╔══
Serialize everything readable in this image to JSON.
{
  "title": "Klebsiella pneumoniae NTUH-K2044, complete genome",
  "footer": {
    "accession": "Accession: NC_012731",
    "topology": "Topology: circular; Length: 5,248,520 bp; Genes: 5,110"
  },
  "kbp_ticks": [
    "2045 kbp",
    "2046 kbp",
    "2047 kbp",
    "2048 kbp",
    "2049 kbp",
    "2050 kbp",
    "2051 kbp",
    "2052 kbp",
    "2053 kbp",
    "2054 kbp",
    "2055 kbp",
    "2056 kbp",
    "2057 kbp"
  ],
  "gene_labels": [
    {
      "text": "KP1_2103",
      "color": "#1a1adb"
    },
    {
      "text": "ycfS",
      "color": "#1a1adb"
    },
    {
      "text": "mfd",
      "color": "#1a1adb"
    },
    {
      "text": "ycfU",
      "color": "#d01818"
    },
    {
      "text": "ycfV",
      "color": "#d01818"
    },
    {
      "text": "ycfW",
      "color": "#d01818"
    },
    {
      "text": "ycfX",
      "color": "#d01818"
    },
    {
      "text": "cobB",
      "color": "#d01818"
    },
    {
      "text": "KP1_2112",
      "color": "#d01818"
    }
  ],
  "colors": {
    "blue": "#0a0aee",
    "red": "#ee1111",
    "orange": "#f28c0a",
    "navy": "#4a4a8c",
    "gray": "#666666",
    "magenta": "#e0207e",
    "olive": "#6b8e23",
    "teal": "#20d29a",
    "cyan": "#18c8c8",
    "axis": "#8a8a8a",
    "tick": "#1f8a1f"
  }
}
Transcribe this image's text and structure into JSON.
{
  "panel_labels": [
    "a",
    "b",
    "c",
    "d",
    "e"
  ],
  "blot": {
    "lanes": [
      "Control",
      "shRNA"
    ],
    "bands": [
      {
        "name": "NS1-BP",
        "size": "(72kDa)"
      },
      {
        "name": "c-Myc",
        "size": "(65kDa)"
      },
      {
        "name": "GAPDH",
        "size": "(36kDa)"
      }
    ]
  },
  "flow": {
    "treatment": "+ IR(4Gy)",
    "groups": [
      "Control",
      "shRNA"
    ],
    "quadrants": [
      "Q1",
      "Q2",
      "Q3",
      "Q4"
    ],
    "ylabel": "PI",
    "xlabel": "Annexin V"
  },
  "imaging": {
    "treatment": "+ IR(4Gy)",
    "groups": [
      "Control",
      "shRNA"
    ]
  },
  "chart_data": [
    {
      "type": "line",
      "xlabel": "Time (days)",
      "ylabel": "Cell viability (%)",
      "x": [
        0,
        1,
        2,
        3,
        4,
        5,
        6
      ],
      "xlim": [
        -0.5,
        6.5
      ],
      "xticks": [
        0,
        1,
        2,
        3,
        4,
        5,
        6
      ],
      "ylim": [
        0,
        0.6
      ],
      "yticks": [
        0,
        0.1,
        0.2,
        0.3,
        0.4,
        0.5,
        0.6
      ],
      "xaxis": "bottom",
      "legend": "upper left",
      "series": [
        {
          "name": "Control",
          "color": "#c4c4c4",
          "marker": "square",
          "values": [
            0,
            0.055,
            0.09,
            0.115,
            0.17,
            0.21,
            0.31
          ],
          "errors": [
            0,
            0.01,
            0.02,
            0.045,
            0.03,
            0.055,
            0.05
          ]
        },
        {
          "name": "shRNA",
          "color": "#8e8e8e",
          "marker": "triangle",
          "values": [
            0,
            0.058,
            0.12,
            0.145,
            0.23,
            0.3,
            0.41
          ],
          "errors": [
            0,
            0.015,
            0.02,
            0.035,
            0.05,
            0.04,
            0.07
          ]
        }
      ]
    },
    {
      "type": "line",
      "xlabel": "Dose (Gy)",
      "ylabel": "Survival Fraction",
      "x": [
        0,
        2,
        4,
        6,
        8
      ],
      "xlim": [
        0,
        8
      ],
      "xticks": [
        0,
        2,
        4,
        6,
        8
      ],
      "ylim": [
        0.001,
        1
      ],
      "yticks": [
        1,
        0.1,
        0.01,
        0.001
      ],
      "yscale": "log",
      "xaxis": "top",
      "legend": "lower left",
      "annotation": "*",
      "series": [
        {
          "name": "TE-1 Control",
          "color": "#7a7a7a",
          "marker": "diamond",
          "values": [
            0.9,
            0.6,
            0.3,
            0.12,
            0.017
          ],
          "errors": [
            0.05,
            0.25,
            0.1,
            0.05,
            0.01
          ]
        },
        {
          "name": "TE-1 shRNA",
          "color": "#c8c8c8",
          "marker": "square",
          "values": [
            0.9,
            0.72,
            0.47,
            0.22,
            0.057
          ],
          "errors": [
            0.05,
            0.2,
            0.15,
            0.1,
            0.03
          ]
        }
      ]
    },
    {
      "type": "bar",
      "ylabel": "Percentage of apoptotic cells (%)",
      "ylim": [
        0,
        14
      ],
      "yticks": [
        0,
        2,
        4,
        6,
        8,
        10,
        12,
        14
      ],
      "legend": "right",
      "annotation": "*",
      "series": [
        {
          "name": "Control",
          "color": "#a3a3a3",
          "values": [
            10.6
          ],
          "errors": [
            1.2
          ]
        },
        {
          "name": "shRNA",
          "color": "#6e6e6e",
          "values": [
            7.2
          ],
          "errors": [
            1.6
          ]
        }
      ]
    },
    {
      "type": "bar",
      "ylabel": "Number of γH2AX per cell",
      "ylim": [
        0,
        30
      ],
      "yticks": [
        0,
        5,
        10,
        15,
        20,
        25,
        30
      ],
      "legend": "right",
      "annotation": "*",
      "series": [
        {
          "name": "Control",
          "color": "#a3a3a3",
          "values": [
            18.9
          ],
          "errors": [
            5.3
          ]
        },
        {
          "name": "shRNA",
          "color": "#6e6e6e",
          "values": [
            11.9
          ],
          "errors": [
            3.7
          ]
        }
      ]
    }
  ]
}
╚══
## The problem
Please output all the lines above exactly as given.

## Worked solution
Serialize everything readable in this image to JSON.
{
  "title": "Klebsiella pneumoniae NTUH-K2044, complete genome",
  "footer": {
    "accession": "Accession: NC_012731",
    "topology": "Topology: circular; Length: 5,248,520 bp; Genes: 5,110"
  },
  "kbp_ticks": [
    "2045 kbp",
    "2046 kbp",
    "2047 kbp",
    "2048 kbp",
    "2049 kbp",
    "2050 kbp",
    "2051 kbp",
    "2052 kbp",
    "2053 kbp",
    "2054 kbp",
    "2055 kbp",
    "2056 kbp",
    "2057 kbp"
  ],
  "gene_labels": [
    {
      "text": "KP1_2103",
      "color": "#1a1adb"
    },
    {
      "text": "ycfS",
      "color": "#1a1adb"
    },
    {
      "text": "mfd",
      "color": "#1a1adb"
    },
    {
      "text": "ycfU",
      "color": "#d01818"
    },
    {
      "text": "ycfV",
      "color": "#d01818"
    },
    {
      "text": "ycfW",
      "color": "#d01818"
    },
    {
      "text": "ycfX",
      "color": "#d01818"
    },
    {
      "text": "cobB",
      "color": "#d01818"
    },
    {
      "text": "KP1_2112",
      "color": "#d01818"
    }
  ],
  "colors": {
    "blue": "#0a0aee",
    "red": "#ee1111",
    "orange": "#f28c0a",
    "navy": "#4a4a8c",
    "gray": "#666666",
    "magenta": "#e0207e",
    "olive": "#6b8e23",
    "teal": "#20d29a",
    "cyan": "#18c8c8",
    "axis": "#8a8a8a",
    "tick": "#1f8a1f"
  }
}
Transcribe this image's text and structure into JSON.
{
  "panel_labels": [
    "a",
    "b",
    "c",
    "d",
    "e"
  ],
  "blot": {
    "lanes": [
      "Control",
      "shRNA"
    ],
    "bands": [
      {
        "name": "NS1-BP",
        "size": "(72kDa)"
      },
      {
        "name": "c-Myc",
        "size": "(65kDa)"
      },
      {
        "name": "GAPDH",
        "size": "(36kDa)"
      }
    ]
  },
  "flow": {
    "treatment": "+ IR(4Gy)",
    "groups": [
      "Control",
      "shRNA"
    ],
    "quadrants": [
      "Q1",
      "Q2",
      "Q3",
      "Q4"
    ],
    "ylabel": "PI",
    "xlabel": "Annexin V"
  },
  "imaging": {
    "treatment": "+ IR(4Gy)",
    "groups": [
      "Control",
      "shRNA"
    ]
  },
  "chart_data": [
    {
      "type": "line",
      "xlabel": "Time (days)",
      "ylabel": "Cell viability (%)",
      "x": [
        0,
        1,
        2,
        3,
        4,
        5,
        6
      ],
      "xlim": [
        -0.5,
        6.5
      ],
      "xticks": [
        0,
        1,
        2,
        3,
        4,
        5,
        6
      ],
      "ylim": [
        0,
        0.6
      ],
      "yticks": [
        0,
        0.1,
        0.2,
        0.3,
        0.4,
        0.5,
        0.6
      ],
      "xaxis": "bottom",
      "legend": "upper left",
      "series": [
        {
          "name": "Control",
          "color": "#c4c4c4",
          "marker": "square",
          "values": [
            0,
            0.055,
            0.09,
            0.115,
            0.17,
            0.21,
            0.31
          ],
          "errors": [
            0,
            0.01,
            0.02,
            0.045,
            0.03,
            0.055,
            0.05
          ]
        },
        {
          "name": "shRNA",
          "color": "#8e8e8e",
          "marker": "triangle",
          "values": [
            0,
            0.058,
            0.12,
            0.145,
            0.23,
            0.3,
            0.41
          ],
          "errors": [
            0,
            0.015,
            0.02,
            0.035,
            0.05,
            0.04,
            0.07
          ]
        }
      ]
    },
    {
      "type": "line",
      "xlabel": "Dose (Gy)",
      "ylabel": "Survival Fraction",
      "x": [
        0,
        2,
        4,
        6,
        8
      ],
      "xlim": [
        0,
        8
      ],
      "xticks": [
        0,
        2,
        4,
        6,
        8
      ],
      "ylim": [
        0.001,
        1
      ],
      "yticks": [
        1,
        0.1,
        0.01,
        0.001
      ],
      "yscale": "log",
      "xaxis": "top",
      "legend": "lower left",
      "annotation": "*",
      "series": [
        {
          "name": "TE-1 Control",
          "color": "#7a7a7a",
          "marker": "diamond",
          "values": [
            0.9,
            0.6,
            0.3,
            0.12,
            0.017
          ],
          "errors": [
            0.05,
            0.25,
            0.1,
            0.05,
            0.01
          ]
        },
        {
          "name": "TE-1 shRNA",
          "color": "#c8c8c8",
          "marker": "square",
          "values": [
            0.9,
            0.72,
            0.47,
            0.22,
            0.057
          ],
          "errors": [
            0.05,
            0.2,
            0.15,
            0.1,
            0.03
          ]
        }
      ]
    },
    {
      "type": "bar",
      "ylabel": "Percentage of apoptotic cells (%)",
      "ylim": [
        0,
        14
      ],
      "yticks": [
        0,
        2,
        4,
        6,
        8,
        10,
        12,
        14
      ],
      "legend": "right",
      "annotation": "*",
      "series": [
        {
          "name": "Control",
          "color": "#a3a3a3",
          "values": [
            10.6
          ],
          "errors": [
            1.2
          ]
        },
        {
          "name": "shRNA",
          "color": "#6e6e6e",
          "values": [
            7.2
          ],
          "errors": [
            1.6
          ]
        }
      ]
    },
    {
      "type": "bar",
      "ylabel": "Number of γH2AX per cell",
      "ylim": [
        0,
        30
      ],
      "yticks": [
        0,
        5,
        10,
        15,
        20,
        25,
        30
      ],
      "legend": "right",
      "annotation": "*",
      "series": [
        {
          "name": "Control",
          "color": "#a3a3a3",
          "values": [
            18.9
          ],
          "errors": [
            5.3
          ]
        },
        {
          "name": "shRNA",
          "color": "#6e6e6e",
          "values": [
            11.9
          ],
          "errors": [
            3.7
          ]
        }
      ]
    }
  ]
}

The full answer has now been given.